• **Dataset items**:
▼▼▼

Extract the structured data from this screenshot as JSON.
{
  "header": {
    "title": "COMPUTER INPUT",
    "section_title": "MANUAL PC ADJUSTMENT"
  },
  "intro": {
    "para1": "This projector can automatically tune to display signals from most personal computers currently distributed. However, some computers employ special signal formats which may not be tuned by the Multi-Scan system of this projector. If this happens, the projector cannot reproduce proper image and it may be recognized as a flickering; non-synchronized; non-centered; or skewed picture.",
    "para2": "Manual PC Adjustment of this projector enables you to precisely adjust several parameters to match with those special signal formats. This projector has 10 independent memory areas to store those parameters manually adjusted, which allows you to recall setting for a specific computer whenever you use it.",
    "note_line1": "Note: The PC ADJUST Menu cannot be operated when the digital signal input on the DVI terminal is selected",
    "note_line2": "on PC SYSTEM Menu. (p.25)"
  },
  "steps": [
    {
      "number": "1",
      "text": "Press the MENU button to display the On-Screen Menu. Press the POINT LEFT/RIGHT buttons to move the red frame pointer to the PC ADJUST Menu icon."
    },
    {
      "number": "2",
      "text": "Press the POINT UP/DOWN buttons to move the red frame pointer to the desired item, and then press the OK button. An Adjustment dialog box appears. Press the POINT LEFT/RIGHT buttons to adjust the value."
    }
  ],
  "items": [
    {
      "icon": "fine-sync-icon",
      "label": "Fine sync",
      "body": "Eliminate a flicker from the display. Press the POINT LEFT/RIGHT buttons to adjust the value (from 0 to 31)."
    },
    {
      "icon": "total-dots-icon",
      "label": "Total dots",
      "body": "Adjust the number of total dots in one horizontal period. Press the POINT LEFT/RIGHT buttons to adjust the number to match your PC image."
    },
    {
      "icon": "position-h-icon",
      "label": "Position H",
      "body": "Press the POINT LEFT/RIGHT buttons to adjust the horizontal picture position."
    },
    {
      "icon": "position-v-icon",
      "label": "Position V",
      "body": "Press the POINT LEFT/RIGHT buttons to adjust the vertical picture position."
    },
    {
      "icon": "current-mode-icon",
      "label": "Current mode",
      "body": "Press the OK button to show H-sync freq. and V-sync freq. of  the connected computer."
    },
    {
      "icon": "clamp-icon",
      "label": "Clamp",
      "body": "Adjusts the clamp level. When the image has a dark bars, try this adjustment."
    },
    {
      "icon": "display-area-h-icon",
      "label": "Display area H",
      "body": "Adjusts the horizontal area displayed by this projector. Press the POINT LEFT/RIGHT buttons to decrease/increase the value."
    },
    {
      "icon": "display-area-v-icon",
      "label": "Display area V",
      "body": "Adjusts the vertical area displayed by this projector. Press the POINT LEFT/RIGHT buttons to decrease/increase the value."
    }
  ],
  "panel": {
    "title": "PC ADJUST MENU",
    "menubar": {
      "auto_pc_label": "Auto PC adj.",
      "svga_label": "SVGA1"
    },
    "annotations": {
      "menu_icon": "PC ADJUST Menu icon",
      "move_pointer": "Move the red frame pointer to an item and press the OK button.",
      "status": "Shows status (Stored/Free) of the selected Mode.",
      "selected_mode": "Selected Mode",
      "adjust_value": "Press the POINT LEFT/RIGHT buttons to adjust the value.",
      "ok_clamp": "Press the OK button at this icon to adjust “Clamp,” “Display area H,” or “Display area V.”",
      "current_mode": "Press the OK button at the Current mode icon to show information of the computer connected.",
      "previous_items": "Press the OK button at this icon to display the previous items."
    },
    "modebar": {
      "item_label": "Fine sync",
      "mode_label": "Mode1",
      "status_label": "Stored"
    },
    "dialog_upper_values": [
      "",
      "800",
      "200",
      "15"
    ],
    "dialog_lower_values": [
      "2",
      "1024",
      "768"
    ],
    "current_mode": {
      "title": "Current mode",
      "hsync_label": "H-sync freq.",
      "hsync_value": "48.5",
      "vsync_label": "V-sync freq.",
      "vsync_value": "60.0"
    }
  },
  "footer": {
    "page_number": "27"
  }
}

▲▲▲

Set down the listing above in full, please, exactly as it appears.

• **REPLY TO THE TASK**:
Extract the structured data from this screenshot as JSON.
{
  "header": {
    "title": "COMPUTER INPUT",
    "section_title": "MANUAL PC ADJUSTMENT"
  },
  "intro": {
    "para1": "This projector can automatically tune to display signals from most personal computers currently distributed. However, some computers employ special signal formats which may not be tuned by the Multi-Scan system of this projector. If this happens, the projector cannot reproduce proper image and it may be recognized as a flickering; non-synchronized; non-centered; or skewed picture.",
    "para2": "Manual PC Adjustment of this projector enables you to precisely adjust several parameters to match with those special signal formats. This projector has 10 independent memory areas to store those parameters manually adjusted, which allows you to recall setting for a specific computer whenever you use it.",
    "note_line1": "Note: The PC ADJUST Menu cannot be operated when the digital signal input on the DVI terminal is selected",
    "note_line2": "on PC SYSTEM Menu. (p.25)"
  },
  "steps": [
    {
      "number": "1",
      "text": "Press the MENU button to display the On-Screen Menu. Press the POINT LEFT/RIGHT buttons to move the red frame pointer to the PC ADJUST Menu icon."
    },
    {
      "number": "2",
      "text": "Press the POINT UP/DOWN buttons to move the red frame pointer to the desired item, and then press the OK button. An Adjustment dialog box appears. Press the POINT LEFT/RIGHT buttons to adjust the value."
    }
  ],
  "items": [
    {
      "icon": "fine-sync-icon",
      "label": "Fine sync",
      "body": "Eliminate a flicker from the display. Press the POINT LEFT/RIGHT buttons to adjust the value (from 0 to 31)."
    },
    {
      "icon": "total-dots-icon",
      "label": "Total dots",
      "body": "Adjust the number of total dots in one horizontal period. Press the POINT LEFT/RIGHT buttons to adjust the number to match your PC image."
    },
    {
      "icon": "position-h-icon",
      "label": "Position H",
      "body": "Press the POINT LEFT/RIGHT buttons to adjust the horizontal picture position."
    },
    {
      "icon": "position-v-icon",
      "label": "Position V",
      "body": "Press the POINT LEFT/RIGHT buttons to adjust the vertical picture position."
    },
    {
      "icon": "current-mode-icon",
      "label": "Current mode",
      "body": "Press the OK button to show H-sync freq. and V-sync freq. of  the connected computer."
    },
    {
      "icon": "clamp-icon",
      "label": "Clamp",
      "body": "Adjusts the clamp level. When the image has a dark bars, try this adjustment."
    },
    {
      "icon": "display-area-h-icon",
      "label": "Display area H",
      "body": "Adjusts the horizontal area displayed by this projector. Press the POINT LEFT/RIGHT buttons to decrease/increase the value."
    },
    {
      "icon": "display-area-v-icon",
      "label": "Display area V",
      "body": "Adjusts the vertical area displayed by this projector. Press the POINT LEFT/RIGHT buttons to decrease/increase the value."
    }
  ],
  "panel": {
    "title": "PC ADJUST MENU",
    "menubar": {
      "auto_pc_label": "Auto PC adj.",
      "svga_label": "SVGA1"
    },
    "annotations": {
      "menu_icon": "PC ADJUST Menu icon",
      "move_pointer": "Move the red frame pointer to an item and press the OK button.",
      "status": "Shows status (Stored/Free) of the selected Mode.",
      "selected_mode": "Selected Mode",
      "adjust_value": "Press the POINT LEFT/RIGHT buttons to adjust the value.",
      "ok_clamp": "Press the OK button at this icon to adjust “Clamp,” “Display area H,” or “Display area V.”",
      "current_mode": "Press the OK button at the Current mode icon to show information of the computer connected.",
      "previous_items": "Press the OK button at this icon to display the previous items."
    },
    "modebar": {
      "item_label": "Fine sync",
      "mode_label": "Mode1",
      "status_label": "Stored"
    },
    "dialog_upper_values": [
      "",
      "800",
      "200",
      "15"
    ],
    "dialog_lower_values": [
      "2",
      "1024",
      "768"
    ],
    "current_mode": {
      "title": "Current mode",
      "hsync_label": "H-sync freq.",
      "hsync_value": "48.5",
      "vsync_label": "V-sync freq.",
      "vsync_value": "60.0"
    }
  },
  "footer": {
    "page_number": "27"
  }
}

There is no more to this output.